* [Requirements]:
Extract all of the entries and set them down verbatim.
** start Data records **
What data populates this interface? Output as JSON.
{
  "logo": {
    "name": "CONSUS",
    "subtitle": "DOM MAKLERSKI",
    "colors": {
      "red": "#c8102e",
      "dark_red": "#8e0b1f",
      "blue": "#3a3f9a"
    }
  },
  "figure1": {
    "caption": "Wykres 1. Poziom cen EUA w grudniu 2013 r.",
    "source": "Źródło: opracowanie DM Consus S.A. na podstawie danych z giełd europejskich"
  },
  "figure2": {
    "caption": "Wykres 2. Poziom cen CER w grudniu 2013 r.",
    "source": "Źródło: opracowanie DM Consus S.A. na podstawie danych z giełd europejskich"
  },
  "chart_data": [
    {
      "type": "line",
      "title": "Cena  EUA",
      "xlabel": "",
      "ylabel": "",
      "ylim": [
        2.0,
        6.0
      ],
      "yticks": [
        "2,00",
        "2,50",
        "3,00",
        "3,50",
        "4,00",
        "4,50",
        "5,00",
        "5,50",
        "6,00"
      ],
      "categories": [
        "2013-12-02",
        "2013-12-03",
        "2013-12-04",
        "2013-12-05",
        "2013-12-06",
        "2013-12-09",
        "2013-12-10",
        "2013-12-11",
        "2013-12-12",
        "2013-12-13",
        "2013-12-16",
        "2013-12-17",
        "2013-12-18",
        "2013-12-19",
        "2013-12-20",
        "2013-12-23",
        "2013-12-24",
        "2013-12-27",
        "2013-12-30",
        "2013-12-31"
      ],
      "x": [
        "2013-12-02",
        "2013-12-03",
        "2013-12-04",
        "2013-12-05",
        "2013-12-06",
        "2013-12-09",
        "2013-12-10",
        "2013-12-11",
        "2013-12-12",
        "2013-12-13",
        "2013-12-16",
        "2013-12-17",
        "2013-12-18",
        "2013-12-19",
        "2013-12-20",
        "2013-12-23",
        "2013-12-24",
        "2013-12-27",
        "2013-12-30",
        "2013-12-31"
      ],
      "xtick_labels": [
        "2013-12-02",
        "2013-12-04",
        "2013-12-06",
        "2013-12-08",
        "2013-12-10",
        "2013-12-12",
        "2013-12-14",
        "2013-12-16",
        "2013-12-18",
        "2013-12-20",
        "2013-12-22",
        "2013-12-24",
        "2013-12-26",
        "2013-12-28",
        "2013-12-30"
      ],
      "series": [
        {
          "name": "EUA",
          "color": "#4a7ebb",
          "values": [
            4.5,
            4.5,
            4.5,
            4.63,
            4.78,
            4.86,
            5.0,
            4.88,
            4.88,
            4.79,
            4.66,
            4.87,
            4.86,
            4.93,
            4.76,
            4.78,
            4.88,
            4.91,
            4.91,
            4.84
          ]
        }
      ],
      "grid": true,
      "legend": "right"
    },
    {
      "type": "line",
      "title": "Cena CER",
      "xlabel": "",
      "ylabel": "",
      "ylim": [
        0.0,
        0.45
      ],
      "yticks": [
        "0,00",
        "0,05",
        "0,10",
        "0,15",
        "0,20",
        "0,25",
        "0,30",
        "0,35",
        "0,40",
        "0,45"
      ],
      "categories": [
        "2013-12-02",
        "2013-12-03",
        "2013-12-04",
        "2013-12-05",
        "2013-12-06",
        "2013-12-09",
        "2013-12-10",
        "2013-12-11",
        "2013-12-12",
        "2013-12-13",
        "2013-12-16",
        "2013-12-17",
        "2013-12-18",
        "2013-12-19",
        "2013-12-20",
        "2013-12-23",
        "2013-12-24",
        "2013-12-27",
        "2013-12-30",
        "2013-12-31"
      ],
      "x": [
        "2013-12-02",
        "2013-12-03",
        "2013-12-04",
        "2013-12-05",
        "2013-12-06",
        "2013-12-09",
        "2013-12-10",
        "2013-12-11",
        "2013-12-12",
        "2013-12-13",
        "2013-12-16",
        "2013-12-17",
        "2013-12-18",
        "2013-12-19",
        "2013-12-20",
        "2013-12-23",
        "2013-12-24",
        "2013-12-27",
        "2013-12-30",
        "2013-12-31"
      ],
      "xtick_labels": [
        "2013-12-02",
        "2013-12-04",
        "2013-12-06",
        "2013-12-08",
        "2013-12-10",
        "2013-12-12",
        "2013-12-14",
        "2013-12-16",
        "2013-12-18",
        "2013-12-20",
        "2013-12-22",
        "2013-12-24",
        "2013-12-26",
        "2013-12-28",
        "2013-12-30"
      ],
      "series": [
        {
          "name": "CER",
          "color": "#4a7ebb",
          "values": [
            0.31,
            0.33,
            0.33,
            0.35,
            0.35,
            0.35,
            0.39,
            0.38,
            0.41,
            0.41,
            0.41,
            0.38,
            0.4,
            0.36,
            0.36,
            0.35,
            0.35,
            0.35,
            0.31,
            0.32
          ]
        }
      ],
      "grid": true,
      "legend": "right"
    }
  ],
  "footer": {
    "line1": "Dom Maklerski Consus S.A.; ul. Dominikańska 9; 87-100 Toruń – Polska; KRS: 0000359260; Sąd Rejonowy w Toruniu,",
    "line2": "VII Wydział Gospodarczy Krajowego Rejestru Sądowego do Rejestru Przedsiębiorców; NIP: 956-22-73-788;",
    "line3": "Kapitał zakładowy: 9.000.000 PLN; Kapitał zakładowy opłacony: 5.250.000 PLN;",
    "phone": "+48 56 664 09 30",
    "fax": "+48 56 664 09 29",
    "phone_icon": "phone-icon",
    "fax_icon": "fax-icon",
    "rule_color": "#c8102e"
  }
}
** end Data records **
* [Answer]:
What data populates this interface? Output as JSON.
{
  "logo": {
    "name": "CONSUS",
    "subtitle": "DOM MAKLERSKI",
    "colors": {
      "red": "#c8102e",
      "dark_red": "#8e0b1f",
      "blue": "#3a3f9a"
    }
  },
  "figure1": {
    "caption": "Wykres 1. Poziom cen EUA w grudniu 2013 r.",
    "source": "Źródło: opracowanie DM Consus S.A. na podstawie danych z giełd europejskich"
  },
  "figure2": {
    "caption": "Wykres 2. Poziom cen CER w grudniu 2013 r.",
    "source": "Źródło: opracowanie DM Consus S.A. na podstawie danych z giełd europejskich"
  },
  "chart_data": [
    {
      "type": "line",
      "title": "Cena  EUA",
      "xlabel": "",
      "ylabel": "",
      "ylim": [
        2.0,
        6.0
      ],
      "yticks": [
        "2,00",
        "2,50",
        "3,00",
        "3,50",
        "4,00",
        "4,50",
        "5,00",
        "5,50",
        "6,00"
      ],
      "categories": [
        "2013-12-02",
        "2013-12-03",
        "2013-12-04",
        "2013-12-05",
        "2013-12-06",
        "2013-12-09",
        "2013-12-10",
        "2013-12-11",
        "2013-12-12",
        "2013-12-13",
        "2013-12-16",
        "2013-12-17",
        "2013-12-18",
        "2013-12-19",
        "2013-12-20",
        "2013-12-23",
        "2013-12-24",
        "2013-12-27",
        "2013-12-30",
        "2013-12-31"
      ],
      "x": [
        "2013-12-02",
        "2013-12-03",
        "2013-12-04",
        "2013-12-05",
        "2013-12-06",
        "2013-12-09",
        "2013-12-10",
        "2013-12-11",
        "2013-12-12",
        "2013-12-13",
        "2013-12-16",
        "2013-12-17",
        "2013-12-18",
        "2013-12-19",
        "2013-12-20",
        "2013-12-23",
        "2013-12-24",
        "2013-12-27",
        "2013-12-30",
        "2013-12-31"
      ],
      "xtick_labels": [
        "2013-12-02",
        "2013-12-04",
        "2013-12-06",
        "2013-12-08",
        "2013-12-10",
        "2013-12-12",
        "2013-12-14",
        "2013-12-16",
        "2013-12-18",
        "2013-12-20",
        "2013-12-22",
        "2013-12-24",
        "2013-12-26",
        "2013-12-28",
        "2013-12-30"
      ],
      "series": [
        {
          "name": "EUA",
          "color": "#4a7ebb",
          "values": [
            4.5,
            4.5,
            4.5,
            4.63,
            4.78,
            4.86,
            5.0,
            4.88,
            4.88,
            4.79,
            4.66,
            4.87,
            4.86,
            4.93,
            4.76,
            4.78,
            4.88,
            4.91,
            4.91,
            4.84
          ]
        }
      ],
      "grid": true,
      "legend": "right"
    },
    {
      "type": "line",
      "title": "Cena CER",
      "xlabel": "",
      "ylabel": "",
      "ylim": [
        0.0,
        0.45
      ],
      "yticks": [
        "0,00",
        "0,05",
        "0,10",
        "0,15",
        "0,20",
        "0,25",
        "0,30",
        "0,35",
        "0,40",
        "0,45"
      ],
      "categories": [
        "2013-12-02",
        "2013-12-03",
        "2013-12-04",
        "2013-12-05",
        "2013-12-06",
        "2013-12-09",
        "2013-12-10",
        "2013-12-11",
        "2013-12-12",
        "2013-12-13",
        "2013-12-16",
        "2013-12-17",
        "2013-12-18",
        "2013-12-19",
        "2013-12-20",
        "2013-12-23",
        "2013-12-24",
        "2013-12-27",
        "2013-12-30",
        "2013-12-31"
      ],
      "x": [
        "2013-12-02",
        "2013-12-03",
        "2013-12-04",
        "2013-12-05",
        "2013-12-06",
        "2013-12-09",
        "2013-12-10",
        "2013-12-11",
        "2013-12-12",
        "2013-12-13",
        "2013-12-16",
        "2013-12-17",
        "2013-12-18",
        "2013-12-19",
        "2013-12-20",
        "2013-12-23",
        "2013-12-24",
        "2013-12-27",
        "2013-12-30",
        "2013-12-31"
      ],
      "xtick_labels": [
        "2013-12-02",
        "2013-12-04",
        "2013-12-06",
        "2013-12-08",
        "2013-12-10",
        "2013-12-12",
        "2013-12-14",
        "2013-12-16",
        "2013-12-18",
        "2013-12-20",
        "2013-12-22",
        "2013-12-24",
        "2013-12-26",
        "2013-12-28",
        "2013-12-30"
      ],
      "series": [
        {
          "name": "CER",
          "color": "#4a7ebb",
          "values": [
            0.31,
            0.33,
            0.33,
            0.35,
            0.35,
            0.35,
            0.39,
            0.38,
            0.41,
            0.41,
            0.41,
            0.38,
            0.4,
            0.36,
            0.36,
            0.35,
            0.35,
            0.35,
            0.31,
            0.32
          ]
        }
      ],
      "grid": true,
      "legend": "right"
    }
  ],
  "footer": {
    "line1": "Dom Maklerski Consus S.A.; ul. Dominikańska 9; 87-100 Toruń – Polska; KRS: 0000359260; Sąd Rejonowy w Toruniu,",
    "line2": "VII Wydział Gospodarczy Krajowego Rejestru Sądowego do Rejestru Przedsiębiorców; NIP: 956-22-73-788;",
    "line3": "Kapitał zakładowy: 9.000.000 PLN; Kapitał zakładowy opłacony: 5.250.000 PLN;",
    "phone": "+48 56 664 09 30",
    "fax": "+48 56 664 09 29",
    "phone_icon": "phone-icon",
    "fax_icon": "fax-icon",
    "rule_color": "#c8102e"
  }
}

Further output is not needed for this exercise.